**REQUIREMENT:**
All of the material below is to be restated word for word, apart from the pictures.

## Start

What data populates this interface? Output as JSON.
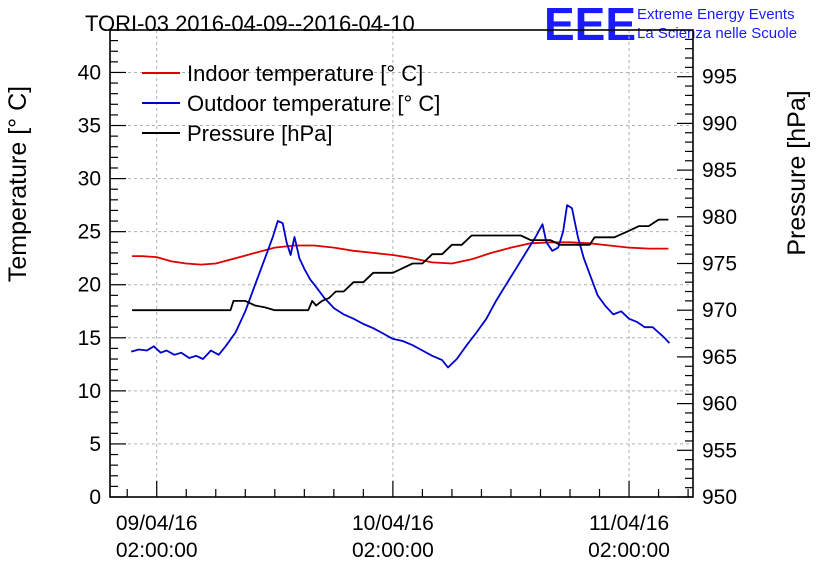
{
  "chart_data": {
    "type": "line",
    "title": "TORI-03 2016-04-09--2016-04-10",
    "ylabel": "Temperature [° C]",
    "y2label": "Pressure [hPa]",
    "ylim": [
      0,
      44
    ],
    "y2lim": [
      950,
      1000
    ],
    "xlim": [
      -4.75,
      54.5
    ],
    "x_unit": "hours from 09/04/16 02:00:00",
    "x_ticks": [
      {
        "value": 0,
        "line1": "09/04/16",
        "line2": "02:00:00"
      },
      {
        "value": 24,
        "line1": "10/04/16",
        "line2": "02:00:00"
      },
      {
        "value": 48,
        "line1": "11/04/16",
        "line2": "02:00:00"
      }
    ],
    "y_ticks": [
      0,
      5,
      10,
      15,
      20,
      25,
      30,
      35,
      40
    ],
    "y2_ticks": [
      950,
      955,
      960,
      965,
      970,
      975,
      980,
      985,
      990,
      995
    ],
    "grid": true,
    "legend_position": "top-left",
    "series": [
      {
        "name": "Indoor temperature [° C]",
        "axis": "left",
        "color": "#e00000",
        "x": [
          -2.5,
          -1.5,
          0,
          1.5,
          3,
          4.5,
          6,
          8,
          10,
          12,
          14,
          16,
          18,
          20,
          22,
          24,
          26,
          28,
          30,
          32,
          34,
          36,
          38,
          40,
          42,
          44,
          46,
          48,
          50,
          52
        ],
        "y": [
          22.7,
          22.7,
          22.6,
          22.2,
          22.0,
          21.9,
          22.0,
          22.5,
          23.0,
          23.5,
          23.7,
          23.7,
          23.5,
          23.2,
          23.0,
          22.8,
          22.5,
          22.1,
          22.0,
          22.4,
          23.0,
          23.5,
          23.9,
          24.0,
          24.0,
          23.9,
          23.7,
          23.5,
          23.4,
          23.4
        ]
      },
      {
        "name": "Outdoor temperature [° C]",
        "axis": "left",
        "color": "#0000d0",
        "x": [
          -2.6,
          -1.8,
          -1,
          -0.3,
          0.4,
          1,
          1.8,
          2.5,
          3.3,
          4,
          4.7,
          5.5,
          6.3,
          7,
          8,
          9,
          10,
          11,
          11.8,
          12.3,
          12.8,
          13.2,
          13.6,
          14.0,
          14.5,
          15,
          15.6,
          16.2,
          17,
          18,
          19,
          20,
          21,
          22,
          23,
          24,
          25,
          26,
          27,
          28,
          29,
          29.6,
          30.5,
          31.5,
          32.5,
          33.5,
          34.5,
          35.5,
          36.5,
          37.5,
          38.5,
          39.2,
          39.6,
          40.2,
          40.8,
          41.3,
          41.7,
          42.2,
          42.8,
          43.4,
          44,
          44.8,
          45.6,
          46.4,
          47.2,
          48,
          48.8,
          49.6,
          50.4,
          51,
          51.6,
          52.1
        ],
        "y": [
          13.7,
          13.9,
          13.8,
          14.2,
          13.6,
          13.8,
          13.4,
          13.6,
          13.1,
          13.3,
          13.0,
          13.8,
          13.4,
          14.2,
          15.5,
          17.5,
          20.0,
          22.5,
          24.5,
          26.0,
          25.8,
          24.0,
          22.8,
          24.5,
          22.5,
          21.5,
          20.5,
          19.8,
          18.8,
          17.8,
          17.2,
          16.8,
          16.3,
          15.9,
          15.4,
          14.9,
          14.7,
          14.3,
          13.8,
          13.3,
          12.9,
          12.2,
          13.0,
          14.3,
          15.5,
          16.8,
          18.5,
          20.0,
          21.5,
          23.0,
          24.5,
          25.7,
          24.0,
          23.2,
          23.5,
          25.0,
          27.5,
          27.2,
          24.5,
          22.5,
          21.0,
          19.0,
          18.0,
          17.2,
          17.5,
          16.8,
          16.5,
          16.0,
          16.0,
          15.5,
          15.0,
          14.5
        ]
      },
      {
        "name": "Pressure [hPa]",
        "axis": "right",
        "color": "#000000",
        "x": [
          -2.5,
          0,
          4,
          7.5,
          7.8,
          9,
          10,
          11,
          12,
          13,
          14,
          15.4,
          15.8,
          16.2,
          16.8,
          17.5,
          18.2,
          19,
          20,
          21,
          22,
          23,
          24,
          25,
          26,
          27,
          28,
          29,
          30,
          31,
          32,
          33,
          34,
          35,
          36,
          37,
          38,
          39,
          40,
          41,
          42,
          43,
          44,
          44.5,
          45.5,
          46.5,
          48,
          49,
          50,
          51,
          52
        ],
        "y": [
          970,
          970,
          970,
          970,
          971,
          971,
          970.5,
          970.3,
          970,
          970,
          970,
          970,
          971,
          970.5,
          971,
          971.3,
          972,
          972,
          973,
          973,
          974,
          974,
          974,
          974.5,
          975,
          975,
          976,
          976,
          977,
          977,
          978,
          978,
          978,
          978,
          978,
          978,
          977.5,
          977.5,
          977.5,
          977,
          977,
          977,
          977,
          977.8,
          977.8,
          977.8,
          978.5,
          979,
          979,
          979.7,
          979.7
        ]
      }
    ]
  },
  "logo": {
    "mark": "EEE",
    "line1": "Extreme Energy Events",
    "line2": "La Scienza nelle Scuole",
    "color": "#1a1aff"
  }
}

## End

**CORRECT RESULT:**
What data populates this interface? Output as JSON.
{
  "chart_data": {
    "type": "line",
    "title": "TORI-03 2016-04-09--2016-04-10",
    "ylabel": "Temperature [° C]",
    "y2label": "Pressure [hPa]",
    "ylim": [
      0,
      44
    ],
    "y2lim": [
      950,
      1000
    ],
    "xlim": [
      -4.75,
      54.5
    ],
    "x_unit": "hours from 09/04/16 02:00:00",
    "x_ticks": [
      {
        "value": 0,
        "line1": "09/04/16",
        "line2": "02:00:00"
      },
      {
        "value": 24,
        "line1": "10/04/16",
        "line2": "02:00:00"
      },
      {
        "value": 48,
        "line1": "11/04/16",
        "line2": "02:00:00"
      }
    ],
    "y_ticks": [
      0,
      5,
      10,
      15,
      20,
      25,
      30,
      35,
      40
    ],
    "y2_ticks": [
      950,
      955,
      960,
      965,
      970,
      975,
      980,
      985,
      990,
      995
    ],
    "grid": true,
    "legend_position": "top-left",
    "series": [
      {
        "name": "Indoor temperature [° C]",
        "axis": "left",
        "color": "#e00000",
        "x": [
          -2.5,
          -1.5,
          0,
          1.5,
          3,
          4.5,
          6,
          8,
          10,
          12,
          14,
          16,
          18,
          20,
          22,
          24,
          26,
          28,
          30,
          32,
          34,
          36,
          38,
          40,
          42,
          44,
          46,
          48,
          50,
          52
        ],
        "y": [
          22.7,
          22.7,
          22.6,
          22.2,
          22.0,
          21.9,
          22.0,
          22.5,
          23.0,
          23.5,
          23.7,
          23.7,
          23.5,
          23.2,
          23.0,
          22.8,
          22.5,
          22.1,
          22.0,
          22.4,
          23.0,
          23.5,
          23.9,
          24.0,
          24.0,
          23.9,
          23.7,
          23.5,
          23.4,
          23.4
        ]
      },
      {
        "name": "Outdoor temperature [° C]",
        "axis": "left",
        "color": "#0000d0",
        "x": [
          -2.6,
          -1.8,
          -1,
          -0.3,
          0.4,
          1,
          1.8,
          2.5,
          3.3,
          4,
          4.7,
          5.5,
          6.3,
          7,
          8,
          9,
          10,
          11,
          11.8,
          12.3,
          12.8,
          13.2,
          13.6,
          14.0,
          14.5,
          15,
          15.6,
          16.2,
          17,
          18,
          19,
          20,
          21,
          22,
          23,
          24,
          25,
          26,
          27,
          28,
          29,
          29.6,
          30.5,
          31.5,
          32.5,
          33.5,
          34.5,
          35.5,
          36.5,
          37.5,
          38.5,
          39.2,
          39.6,
          40.2,
          40.8,
          41.3,
          41.7,
          42.2,
          42.8,
          43.4,
          44,
          44.8,
          45.6,
          46.4,
          47.2,
          48,
          48.8,
          49.6,
          50.4,
          51,
          51.6,
          52.1
        ],
        "y": [
          13.7,
          13.9,
          13.8,
          14.2,
          13.6,
          13.8,
          13.4,
          13.6,
          13.1,
          13.3,
          13.0,
          13.8,
          13.4,
          14.2,
          15.5,
          17.5,
          20.0,
          22.5,
          24.5,
          26.0,
          25.8,
          24.0,
          22.8,
          24.5,
          22.5,
          21.5,
          20.5,
          19.8,
          18.8,
          17.8,
          17.2,
          16.8,
          16.3,
          15.9,
          15.4,
          14.9,
          14.7,
          14.3,
          13.8,
          13.3,
          12.9,
          12.2,
          13.0,
          14.3,
          15.5,
          16.8,
          18.5,
          20.0,
          21.5,
          23.0,
          24.5,
          25.7,
          24.0,
          23.2,
          23.5,
          25.0,
          27.5,
          27.2,
          24.5,
          22.5,
          21.0,
          19.0,
          18.0,
          17.2,
          17.5,
          16.8,
          16.5,
          16.0,
          16.0,
          15.5,
          15.0,
          14.5
        ]
      },
      {
        "name": "Pressure [hPa]",
        "axis": "right",
        "color": "#000000",
        "x": [
          -2.5,
          0,
          4,
          7.5,
          7.8,
          9,
          10,
          11,
          12,
          13,
          14,
          15.4,
          15.8,
          16.2,
          16.8,
          17.5,
          18.2,
          19,
          20,
          21,
          22,
          23,
          24,
          25,
          26,
          27,
          28,
          29,
          30,
          31,
          32,
          33,
          34,
          35,
          36,
          37,
          38,
          39,
          40,
          41,
          42,
          43,
          44,
          44.5,
          45.5,
          46.5,
          48,
          49,
          50,
          51,
          52
        ],
        "y": [
          970,
          970,
          970,
          970,
          971,
          971,
          970.5,
          970.3,
          970,
          970,
          970,
          970,
          971,
          970.5,
          971,
          971.3,
          972,
          972,
          973,
          973,
          974,
          974,
          974,
          974.5,
          975,
          975,
          976,
          976,
          977,
          977,
          978,
          978,
          978,
          978,
          978,
          978,
          977.5,
          977.5,
          977.5,
          977,
          977,
          977,
          977,
          977.8,
          977.8,
          977.8,
          978.5,
          979,
          979,
          979.7,
          979.7
        ]
      }
    ]
  },
  "logo": {
    "mark": "EEE",
    "line1": "Extreme Energy Events",
    "line2": "La Scienza nelle Scuole",
    "color": "#1a1aff"
  }
}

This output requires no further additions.